Task to carry out: Please give the listing again in its entirety, exactly as written.

★ ★ ★ ★ ★ ★ ★

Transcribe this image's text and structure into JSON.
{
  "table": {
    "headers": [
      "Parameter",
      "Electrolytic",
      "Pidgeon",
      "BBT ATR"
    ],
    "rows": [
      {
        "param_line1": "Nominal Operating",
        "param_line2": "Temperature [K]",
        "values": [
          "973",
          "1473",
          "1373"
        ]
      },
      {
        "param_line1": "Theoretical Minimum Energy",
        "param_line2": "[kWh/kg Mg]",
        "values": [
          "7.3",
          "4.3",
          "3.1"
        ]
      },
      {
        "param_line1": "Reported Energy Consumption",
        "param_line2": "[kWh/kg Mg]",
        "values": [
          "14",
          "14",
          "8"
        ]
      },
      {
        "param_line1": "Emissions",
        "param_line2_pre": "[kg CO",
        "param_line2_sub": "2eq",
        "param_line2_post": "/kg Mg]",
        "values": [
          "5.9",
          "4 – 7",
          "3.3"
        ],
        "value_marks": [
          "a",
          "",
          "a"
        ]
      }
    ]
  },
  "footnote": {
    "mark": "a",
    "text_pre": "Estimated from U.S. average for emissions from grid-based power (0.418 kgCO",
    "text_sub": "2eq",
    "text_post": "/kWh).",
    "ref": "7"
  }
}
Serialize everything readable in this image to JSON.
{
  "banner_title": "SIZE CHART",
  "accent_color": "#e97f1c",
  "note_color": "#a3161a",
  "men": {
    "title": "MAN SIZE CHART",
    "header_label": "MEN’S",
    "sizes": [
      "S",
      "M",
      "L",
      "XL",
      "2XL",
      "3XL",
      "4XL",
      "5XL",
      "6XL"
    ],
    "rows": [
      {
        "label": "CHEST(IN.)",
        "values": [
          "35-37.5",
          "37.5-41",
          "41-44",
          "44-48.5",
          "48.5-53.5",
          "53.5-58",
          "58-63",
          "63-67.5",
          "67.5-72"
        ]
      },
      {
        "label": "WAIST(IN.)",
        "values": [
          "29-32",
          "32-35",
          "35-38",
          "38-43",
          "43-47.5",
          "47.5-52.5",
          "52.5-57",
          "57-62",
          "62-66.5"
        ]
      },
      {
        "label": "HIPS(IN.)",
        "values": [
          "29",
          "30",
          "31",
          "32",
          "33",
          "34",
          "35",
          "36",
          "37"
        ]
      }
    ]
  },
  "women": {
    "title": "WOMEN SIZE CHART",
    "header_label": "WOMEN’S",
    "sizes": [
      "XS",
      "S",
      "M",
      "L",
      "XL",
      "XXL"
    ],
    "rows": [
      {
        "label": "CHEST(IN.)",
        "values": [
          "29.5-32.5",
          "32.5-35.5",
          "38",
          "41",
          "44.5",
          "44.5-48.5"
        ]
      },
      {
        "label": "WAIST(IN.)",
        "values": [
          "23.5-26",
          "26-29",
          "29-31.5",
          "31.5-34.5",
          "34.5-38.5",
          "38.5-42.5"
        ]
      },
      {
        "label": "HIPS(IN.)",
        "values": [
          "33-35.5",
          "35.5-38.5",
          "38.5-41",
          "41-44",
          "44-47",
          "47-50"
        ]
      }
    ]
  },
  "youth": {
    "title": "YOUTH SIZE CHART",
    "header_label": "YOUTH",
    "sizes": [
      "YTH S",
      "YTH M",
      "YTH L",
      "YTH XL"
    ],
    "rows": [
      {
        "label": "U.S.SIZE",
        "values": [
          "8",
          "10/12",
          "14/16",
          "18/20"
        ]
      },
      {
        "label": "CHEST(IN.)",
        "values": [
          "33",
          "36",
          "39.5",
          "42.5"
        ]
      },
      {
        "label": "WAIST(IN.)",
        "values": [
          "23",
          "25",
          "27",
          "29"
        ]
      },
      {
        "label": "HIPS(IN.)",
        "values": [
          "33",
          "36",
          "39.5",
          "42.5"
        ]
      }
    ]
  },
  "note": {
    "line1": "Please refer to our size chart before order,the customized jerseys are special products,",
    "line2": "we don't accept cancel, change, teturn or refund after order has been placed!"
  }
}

★ ★ ★ ★ ★ ★ ★

The result:
Transcribe this image's text and structure into JSON.
{
  "table": {
    "headers": [
      "Parameter",
      "Electrolytic",
      "Pidgeon",
      "BBT ATR"
    ],
    "rows": [
      {
        "param_line1": "Nominal Operating",
        "param_line2": "Temperature [K]",
        "values": [
          "973",
          "1473",
          "1373"
        ]
      },
      {
        "param_line1": "Theoretical Minimum Energy",
        "param_line2": "[kWh/kg Mg]",
        "values": [
          "7.3",
          "4.3",
          "3.1"
        ]
      },
      {
        "param_line1": "Reported Energy Consumption",
        "param_line2": "[kWh/kg Mg]",
        "values": [
          "14",
          "14",
          "8"
        ]
      },
      {
        "param_line1": "Emissions",
        "param_line2_pre": "[kg CO",
        "param_line2_sub": "2eq",
        "param_line2_post": "/kg Mg]",
        "values": [
          "5.9",
          "4 – 7",
          "3.3"
        ],
        "value_marks": [
          "a",
          "",
          "a"
        ]
      }
    ]
  },
  "footnote": {
    "mark": "a",
    "text_pre": "Estimated from U.S. average for emissions from grid-based power (0.418 kgCO",
    "text_sub": "2eq",
    "text_post": "/kWh).",
    "ref": "7"
  }
}
Serialize everything readable in this image to JSON.
{
  "banner_title": "SIZE CHART",
  "accent_color": "#e97f1c",
  "note_color": "#a3161a",
  "men": {
    "title": "MAN SIZE CHART",
    "header_label": "MEN’S",
    "sizes": [
      "S",
      "M",
      "L",
      "XL",
      "2XL",
      "3XL",
      "4XL",
      "5XL",
      "6XL"
    ],
    "rows": [
      {
        "label": "CHEST(IN.)",
        "values": [
          "35-37.5",
          "37.5-41",
          "41-44",
          "44-48.5",
          "48.5-53.5",
          "53.5-58",
          "58-63",
          "63-67.5",
          "67.5-72"
        ]
      },
      {
        "label": "WAIST(IN.)",
        "values": [
          "29-32",
          "32-35",
          "35-38",
          "38-43",
          "43-47.5",
          "47.5-52.5",
          "52.5-57",
          "57-62",
          "62-66.5"
        ]
      },
      {
        "label": "HIPS(IN.)",
        "values": [
          "29",
          "30",
          "31",
          "32",
          "33",
          "34",
          "35",
          "36",
          "37"
        ]
      }
    ]
  },
  "women": {
    "title": "WOMEN SIZE CHART",
    "header_label": "WOMEN’S",
    "sizes": [
      "XS",
      "S",
      "M",
      "L",
      "XL",
      "XXL"
    ],
    "rows": [
      {
        "label": "CHEST(IN.)",
        "values": [
          "29.5-32.5",
          "32.5-35.5",
          "38",
          "41",
          "44.5",
          "44.5-48.5"
        ]
      },
      {
        "label": "WAIST(IN.)",
        "values": [
          "23.5-26",
          "26-29",
          "29-31.5",
          "31.5-34.5",
          "34.5-38.5",
          "38.5-42.5"
        ]
      },
      {
        "label": "HIPS(IN.)",
        "values": [
          "33-35.5",
          "35.5-38.5",
          "38.5-41",
          "41-44",
          "44-47",
          "47-50"
        ]
      }
    ]
  },
  "youth": {
    "title": "YOUTH SIZE CHART",
    "header_label": "YOUTH",
    "sizes": [
      "YTH S",
      "YTH M",
      "YTH L",
      "YTH XL"
    ],
    "rows": [
      {
        "label": "U.S.SIZE",
        "values": [
          "8",
          "10/12",
          "14/16",
          "18/20"
        ]
      },
      {
        "label": "CHEST(IN.)",
        "values": [
          "33",
          "36",
          "39.5",
          "42.5"
        ]
      },
      {
        "label": "WAIST(IN.)",
        "values": [
          "23",
          "25",
          "27",
          "29"
        ]
      },
      {
        "label": "HIPS(IN.)",
        "values": [
          "33",
          "36",
          "39.5",
          "42.5"
        ]
      }
    ]
  },
  "note": {
    "line1": "Please refer to our size chart before order,the customized jerseys are special products,",
    "line2": "we don't accept cancel, change, teturn or refund after order has been placed!"
  }
}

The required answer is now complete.